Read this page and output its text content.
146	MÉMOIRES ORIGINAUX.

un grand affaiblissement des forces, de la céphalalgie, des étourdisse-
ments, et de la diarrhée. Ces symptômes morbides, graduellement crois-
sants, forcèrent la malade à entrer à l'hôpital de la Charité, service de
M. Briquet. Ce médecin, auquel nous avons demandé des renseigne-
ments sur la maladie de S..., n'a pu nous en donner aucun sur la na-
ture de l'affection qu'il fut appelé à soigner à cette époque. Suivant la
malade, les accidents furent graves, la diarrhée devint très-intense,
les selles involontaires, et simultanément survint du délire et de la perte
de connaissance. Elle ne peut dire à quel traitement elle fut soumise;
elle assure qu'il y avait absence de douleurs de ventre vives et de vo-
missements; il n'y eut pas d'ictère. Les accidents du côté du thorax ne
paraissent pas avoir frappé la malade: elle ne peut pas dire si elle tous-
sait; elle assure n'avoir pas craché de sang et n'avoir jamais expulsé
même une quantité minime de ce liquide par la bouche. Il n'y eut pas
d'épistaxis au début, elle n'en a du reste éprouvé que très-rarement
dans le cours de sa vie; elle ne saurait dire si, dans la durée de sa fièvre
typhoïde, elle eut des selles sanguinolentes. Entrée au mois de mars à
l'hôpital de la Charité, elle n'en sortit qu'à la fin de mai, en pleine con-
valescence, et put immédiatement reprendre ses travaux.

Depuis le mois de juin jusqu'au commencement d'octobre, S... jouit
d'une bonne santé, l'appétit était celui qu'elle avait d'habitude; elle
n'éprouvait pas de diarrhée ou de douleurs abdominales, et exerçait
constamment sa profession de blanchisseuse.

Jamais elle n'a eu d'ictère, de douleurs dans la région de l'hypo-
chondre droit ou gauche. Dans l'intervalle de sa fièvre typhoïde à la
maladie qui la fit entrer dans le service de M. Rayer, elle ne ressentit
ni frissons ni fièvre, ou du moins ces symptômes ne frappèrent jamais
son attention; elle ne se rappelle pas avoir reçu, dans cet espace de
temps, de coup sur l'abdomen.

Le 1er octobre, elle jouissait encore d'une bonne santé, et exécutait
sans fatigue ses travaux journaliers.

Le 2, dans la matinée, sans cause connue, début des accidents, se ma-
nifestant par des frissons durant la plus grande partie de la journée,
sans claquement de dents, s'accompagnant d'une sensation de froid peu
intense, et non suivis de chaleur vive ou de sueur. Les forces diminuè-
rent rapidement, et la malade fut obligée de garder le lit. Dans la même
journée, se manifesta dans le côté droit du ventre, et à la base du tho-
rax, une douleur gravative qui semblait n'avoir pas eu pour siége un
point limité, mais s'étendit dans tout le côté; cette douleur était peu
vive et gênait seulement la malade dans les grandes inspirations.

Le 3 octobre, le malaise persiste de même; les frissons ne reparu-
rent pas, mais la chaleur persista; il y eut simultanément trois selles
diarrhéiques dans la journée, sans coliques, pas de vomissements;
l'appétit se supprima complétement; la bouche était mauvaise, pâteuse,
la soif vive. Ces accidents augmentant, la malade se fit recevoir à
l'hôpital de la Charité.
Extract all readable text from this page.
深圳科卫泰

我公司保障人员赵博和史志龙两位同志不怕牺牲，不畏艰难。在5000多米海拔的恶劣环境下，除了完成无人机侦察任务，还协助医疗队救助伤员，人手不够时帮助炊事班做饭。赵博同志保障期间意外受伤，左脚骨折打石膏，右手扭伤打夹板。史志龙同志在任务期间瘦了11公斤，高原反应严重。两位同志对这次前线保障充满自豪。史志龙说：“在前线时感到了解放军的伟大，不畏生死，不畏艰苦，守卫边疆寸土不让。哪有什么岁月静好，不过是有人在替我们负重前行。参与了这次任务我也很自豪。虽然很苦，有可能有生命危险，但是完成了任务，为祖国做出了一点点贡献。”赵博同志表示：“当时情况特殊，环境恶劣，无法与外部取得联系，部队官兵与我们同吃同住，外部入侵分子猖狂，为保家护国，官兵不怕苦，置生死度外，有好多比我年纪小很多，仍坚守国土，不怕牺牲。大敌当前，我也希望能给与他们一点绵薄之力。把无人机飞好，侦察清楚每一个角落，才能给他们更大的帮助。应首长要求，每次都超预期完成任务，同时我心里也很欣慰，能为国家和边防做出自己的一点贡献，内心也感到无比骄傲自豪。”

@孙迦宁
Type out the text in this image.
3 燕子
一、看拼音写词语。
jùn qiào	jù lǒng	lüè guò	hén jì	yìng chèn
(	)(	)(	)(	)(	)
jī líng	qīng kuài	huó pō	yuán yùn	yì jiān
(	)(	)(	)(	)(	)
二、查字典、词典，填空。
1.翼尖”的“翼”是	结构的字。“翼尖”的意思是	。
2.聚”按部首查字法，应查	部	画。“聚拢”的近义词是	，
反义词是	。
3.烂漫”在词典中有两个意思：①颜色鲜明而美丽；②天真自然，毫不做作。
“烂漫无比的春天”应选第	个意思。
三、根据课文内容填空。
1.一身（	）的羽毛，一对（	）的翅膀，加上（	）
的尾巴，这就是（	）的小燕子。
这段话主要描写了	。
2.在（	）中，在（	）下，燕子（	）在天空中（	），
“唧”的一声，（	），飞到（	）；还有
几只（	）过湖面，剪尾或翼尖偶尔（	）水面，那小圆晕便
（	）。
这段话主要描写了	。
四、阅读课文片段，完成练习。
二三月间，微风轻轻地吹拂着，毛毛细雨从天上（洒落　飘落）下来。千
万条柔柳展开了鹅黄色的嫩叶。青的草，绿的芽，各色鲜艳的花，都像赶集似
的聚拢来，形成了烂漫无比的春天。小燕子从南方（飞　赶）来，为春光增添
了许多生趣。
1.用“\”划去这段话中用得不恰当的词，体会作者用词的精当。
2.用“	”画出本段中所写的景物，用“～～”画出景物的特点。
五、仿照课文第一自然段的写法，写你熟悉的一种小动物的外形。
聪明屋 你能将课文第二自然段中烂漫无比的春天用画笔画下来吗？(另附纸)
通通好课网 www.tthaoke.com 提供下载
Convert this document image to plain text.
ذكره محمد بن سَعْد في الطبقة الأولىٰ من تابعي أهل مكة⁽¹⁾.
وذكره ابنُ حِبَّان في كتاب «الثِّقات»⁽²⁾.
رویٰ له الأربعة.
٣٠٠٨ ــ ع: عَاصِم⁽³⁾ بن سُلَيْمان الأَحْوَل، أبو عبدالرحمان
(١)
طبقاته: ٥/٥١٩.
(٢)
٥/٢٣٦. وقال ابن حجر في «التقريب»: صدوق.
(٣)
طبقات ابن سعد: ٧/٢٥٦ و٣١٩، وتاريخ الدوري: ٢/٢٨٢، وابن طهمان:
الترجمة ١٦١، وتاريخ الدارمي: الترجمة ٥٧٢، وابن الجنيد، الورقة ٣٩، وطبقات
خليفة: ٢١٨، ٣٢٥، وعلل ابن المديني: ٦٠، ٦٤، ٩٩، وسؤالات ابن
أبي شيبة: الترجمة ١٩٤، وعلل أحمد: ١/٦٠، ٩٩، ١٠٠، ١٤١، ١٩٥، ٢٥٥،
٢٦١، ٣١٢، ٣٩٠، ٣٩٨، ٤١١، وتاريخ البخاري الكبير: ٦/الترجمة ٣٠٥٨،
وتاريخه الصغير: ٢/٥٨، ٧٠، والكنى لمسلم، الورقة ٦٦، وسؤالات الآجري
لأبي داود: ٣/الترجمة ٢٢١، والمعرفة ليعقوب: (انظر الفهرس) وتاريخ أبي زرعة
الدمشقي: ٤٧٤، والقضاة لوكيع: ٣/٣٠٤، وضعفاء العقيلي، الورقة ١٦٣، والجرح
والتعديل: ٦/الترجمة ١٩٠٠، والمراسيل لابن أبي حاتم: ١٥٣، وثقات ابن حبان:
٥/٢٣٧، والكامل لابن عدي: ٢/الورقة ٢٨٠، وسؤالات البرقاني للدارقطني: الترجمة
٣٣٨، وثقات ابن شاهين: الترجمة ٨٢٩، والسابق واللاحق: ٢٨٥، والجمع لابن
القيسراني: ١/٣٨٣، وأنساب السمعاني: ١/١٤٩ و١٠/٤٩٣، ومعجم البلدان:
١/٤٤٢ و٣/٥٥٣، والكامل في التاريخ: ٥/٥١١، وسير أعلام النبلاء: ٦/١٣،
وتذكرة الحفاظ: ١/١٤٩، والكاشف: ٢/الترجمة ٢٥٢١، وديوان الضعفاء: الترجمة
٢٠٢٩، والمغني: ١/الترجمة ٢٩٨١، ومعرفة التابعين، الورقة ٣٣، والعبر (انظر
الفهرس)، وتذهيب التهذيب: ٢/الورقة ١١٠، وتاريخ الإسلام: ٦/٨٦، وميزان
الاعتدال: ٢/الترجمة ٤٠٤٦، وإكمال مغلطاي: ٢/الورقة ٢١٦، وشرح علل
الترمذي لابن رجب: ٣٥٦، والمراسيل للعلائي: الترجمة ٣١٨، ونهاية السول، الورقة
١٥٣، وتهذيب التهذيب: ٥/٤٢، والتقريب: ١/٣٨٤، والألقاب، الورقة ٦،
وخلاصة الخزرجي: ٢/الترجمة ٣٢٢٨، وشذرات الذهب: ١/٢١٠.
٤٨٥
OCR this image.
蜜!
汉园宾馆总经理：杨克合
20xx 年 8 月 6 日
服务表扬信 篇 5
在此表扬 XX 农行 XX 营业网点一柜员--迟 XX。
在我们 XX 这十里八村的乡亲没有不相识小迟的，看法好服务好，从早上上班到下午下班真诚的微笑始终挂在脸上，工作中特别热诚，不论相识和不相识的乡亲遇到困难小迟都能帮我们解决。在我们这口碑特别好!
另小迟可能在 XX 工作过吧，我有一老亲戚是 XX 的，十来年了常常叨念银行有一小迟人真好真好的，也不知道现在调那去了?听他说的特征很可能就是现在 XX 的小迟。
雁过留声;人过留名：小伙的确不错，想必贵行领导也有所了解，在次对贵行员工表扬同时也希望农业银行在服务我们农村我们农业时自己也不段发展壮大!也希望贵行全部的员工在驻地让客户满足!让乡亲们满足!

- - -

◆ **Task requirements**: Only a number is expected here: the count of lines in the listing that hold the string "fièvre".

◆ **Task result**: 3